WRITTEN REQUEST: Read the records and write them out again exactly.
-- begin EXCERPTED RECORDS --
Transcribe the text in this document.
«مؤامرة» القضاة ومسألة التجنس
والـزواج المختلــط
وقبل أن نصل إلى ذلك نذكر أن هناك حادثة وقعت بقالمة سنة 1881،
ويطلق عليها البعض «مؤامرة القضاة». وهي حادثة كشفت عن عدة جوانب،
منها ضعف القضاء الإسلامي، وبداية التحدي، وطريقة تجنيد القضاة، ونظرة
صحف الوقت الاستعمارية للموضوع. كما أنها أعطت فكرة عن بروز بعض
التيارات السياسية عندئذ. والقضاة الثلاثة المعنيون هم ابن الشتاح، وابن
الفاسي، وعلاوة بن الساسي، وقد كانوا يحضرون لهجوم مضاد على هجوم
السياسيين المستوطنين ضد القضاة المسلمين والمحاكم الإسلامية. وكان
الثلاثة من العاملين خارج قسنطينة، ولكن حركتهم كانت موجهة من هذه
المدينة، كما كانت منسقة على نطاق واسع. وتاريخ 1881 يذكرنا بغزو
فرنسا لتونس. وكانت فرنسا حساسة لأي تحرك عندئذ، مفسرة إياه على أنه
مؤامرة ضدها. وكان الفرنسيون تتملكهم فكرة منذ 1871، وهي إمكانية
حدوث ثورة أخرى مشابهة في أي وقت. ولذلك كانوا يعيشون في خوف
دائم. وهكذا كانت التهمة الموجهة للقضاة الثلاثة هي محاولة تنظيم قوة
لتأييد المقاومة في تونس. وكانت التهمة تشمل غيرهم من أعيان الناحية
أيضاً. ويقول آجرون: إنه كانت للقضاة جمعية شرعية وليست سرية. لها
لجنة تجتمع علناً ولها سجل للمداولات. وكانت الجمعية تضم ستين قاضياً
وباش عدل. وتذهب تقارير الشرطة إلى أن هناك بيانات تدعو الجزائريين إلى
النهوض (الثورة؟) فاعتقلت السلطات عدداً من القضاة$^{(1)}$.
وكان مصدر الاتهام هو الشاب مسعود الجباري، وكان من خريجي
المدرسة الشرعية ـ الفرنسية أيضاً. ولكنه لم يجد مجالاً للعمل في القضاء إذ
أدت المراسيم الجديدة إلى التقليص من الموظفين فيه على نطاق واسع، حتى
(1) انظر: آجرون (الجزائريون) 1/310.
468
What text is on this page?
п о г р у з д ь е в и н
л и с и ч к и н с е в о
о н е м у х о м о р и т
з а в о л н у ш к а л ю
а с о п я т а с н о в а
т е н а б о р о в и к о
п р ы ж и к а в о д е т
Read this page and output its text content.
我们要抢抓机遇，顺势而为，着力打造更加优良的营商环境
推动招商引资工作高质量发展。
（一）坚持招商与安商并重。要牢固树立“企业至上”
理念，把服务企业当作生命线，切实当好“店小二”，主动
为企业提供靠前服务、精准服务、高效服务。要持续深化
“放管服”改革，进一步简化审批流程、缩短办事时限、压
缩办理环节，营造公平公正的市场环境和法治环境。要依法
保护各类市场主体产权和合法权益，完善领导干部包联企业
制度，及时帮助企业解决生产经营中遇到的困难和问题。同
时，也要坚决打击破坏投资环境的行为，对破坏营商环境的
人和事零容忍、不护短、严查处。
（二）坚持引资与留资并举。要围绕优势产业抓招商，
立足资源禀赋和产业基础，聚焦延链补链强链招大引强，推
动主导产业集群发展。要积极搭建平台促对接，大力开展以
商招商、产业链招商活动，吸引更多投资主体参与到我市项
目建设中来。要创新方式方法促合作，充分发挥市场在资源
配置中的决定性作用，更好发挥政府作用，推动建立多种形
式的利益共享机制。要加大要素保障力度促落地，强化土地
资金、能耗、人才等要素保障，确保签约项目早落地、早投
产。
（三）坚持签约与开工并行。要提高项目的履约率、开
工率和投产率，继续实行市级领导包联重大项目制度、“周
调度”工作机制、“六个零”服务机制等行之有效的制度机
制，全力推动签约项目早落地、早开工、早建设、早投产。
-- end EXCERPTED RECORDS --
SOLUTION TO THE PROBLEM:
Transcribe the text in this document.
«مؤامرة» القضاة ومسألة التجنس
والـزواج المختلــط
وقبل أن نصل إلى ذلك نذكر أن هناك حادثة وقعت بقالمة سنة 1881،
ويطلق عليها البعض «مؤامرة القضاة». وهي حادثة كشفت عن عدة جوانب،
منها ضعف القضاء الإسلامي، وبداية التحدي، وطريقة تجنيد القضاة، ونظرة
صحف الوقت الاستعمارية للموضوع. كما أنها أعطت فكرة عن بروز بعض
التيارات السياسية عندئذ. والقضاة الثلاثة المعنيون هم ابن الشتاح، وابن
الفاسي، وعلاوة بن الساسي، وقد كانوا يحضرون لهجوم مضاد على هجوم
السياسيين المستوطنين ضد القضاة المسلمين والمحاكم الإسلامية. وكان
الثلاثة من العاملين خارج قسنطينة، ولكن حركتهم كانت موجهة من هذه
المدينة، كما كانت منسقة على نطاق واسع. وتاريخ 1881 يذكرنا بغزو
فرنسا لتونس. وكانت فرنسا حساسة لأي تحرك عندئذ، مفسرة إياه على أنه
مؤامرة ضدها. وكان الفرنسيون تتملكهم فكرة منذ 1871، وهي إمكانية
حدوث ثورة أخرى مشابهة في أي وقت. ولذلك كانوا يعيشون في خوف
دائم. وهكذا كانت التهمة الموجهة للقضاة الثلاثة هي محاولة تنظيم قوة
لتأييد المقاومة في تونس. وكانت التهمة تشمل غيرهم من أعيان الناحية
أيضاً. ويقول آجرون: إنه كانت للقضاة جمعية شرعية وليست سرية. لها
لجنة تجتمع علناً ولها سجل للمداولات. وكانت الجمعية تضم ستين قاضياً
وباش عدل. وتذهب تقارير الشرطة إلى أن هناك بيانات تدعو الجزائريين إلى
النهوض (الثورة؟) فاعتقلت السلطات عدداً من القضاة$^{(1)}$.
وكان مصدر الاتهام هو الشاب مسعود الجباري، وكان من خريجي
المدرسة الشرعية ـ الفرنسية أيضاً. ولكنه لم يجد مجالاً للعمل في القضاء إذ
أدت المراسيم الجديدة إلى التقليص من الموظفين فيه على نطاق واسع، حتى
(1) انظر: آجرون (الجزائريون) 1/310.
468
What text is on this page?
п о г р у з д ь е в и н
л и с и ч к и н с е в о
о н е м у х о м о р и т
з а в о л н у ш к а л ю
а с о п я т а с н о в а
т е н а б о р о в и к о
п р ы ж и к а в о д е т
Read this page and output its text content.
我们要抢抓机遇，顺势而为，着力打造更加优良的营商环境
推动招商引资工作高质量发展。
（一）坚持招商与安商并重。要牢固树立“企业至上”
理念，把服务企业当作生命线，切实当好“店小二”，主动
为企业提供靠前服务、精准服务、高效服务。要持续深化
“放管服”改革，进一步简化审批流程、缩短办事时限、压
缩办理环节，营造公平公正的市场环境和法治环境。要依法
保护各类市场主体产权和合法权益，完善领导干部包联企业
制度，及时帮助企业解决生产经营中遇到的困难和问题。同
时，也要坚决打击破坏投资环境的行为，对破坏营商环境的
人和事零容忍、不护短、严查处。
（二）坚持引资与留资并举。要围绕优势产业抓招商，
立足资源禀赋和产业基础，聚焦延链补链强链招大引强，推
动主导产业集群发展。要积极搭建平台促对接，大力开展以
商招商、产业链招商活动，吸引更多投资主体参与到我市项
目建设中来。要创新方式方法促合作，充分发挥市场在资源
配置中的决定性作用，更好发挥政府作用，推动建立多种形
式的利益共享机制。要加大要素保障力度促落地，强化土地
资金、能耗、人才等要素保障，确保签约项目早落地、早投
产。
（三）坚持签约与开工并行。要提高项目的履约率、开
工率和投产率，继续实行市级领导包联重大项目制度、“周
调度”工作机制、“六个零”服务机制等行之有效的制度机
制，全力推动签约项目早落地、早开工、早建设、早投产。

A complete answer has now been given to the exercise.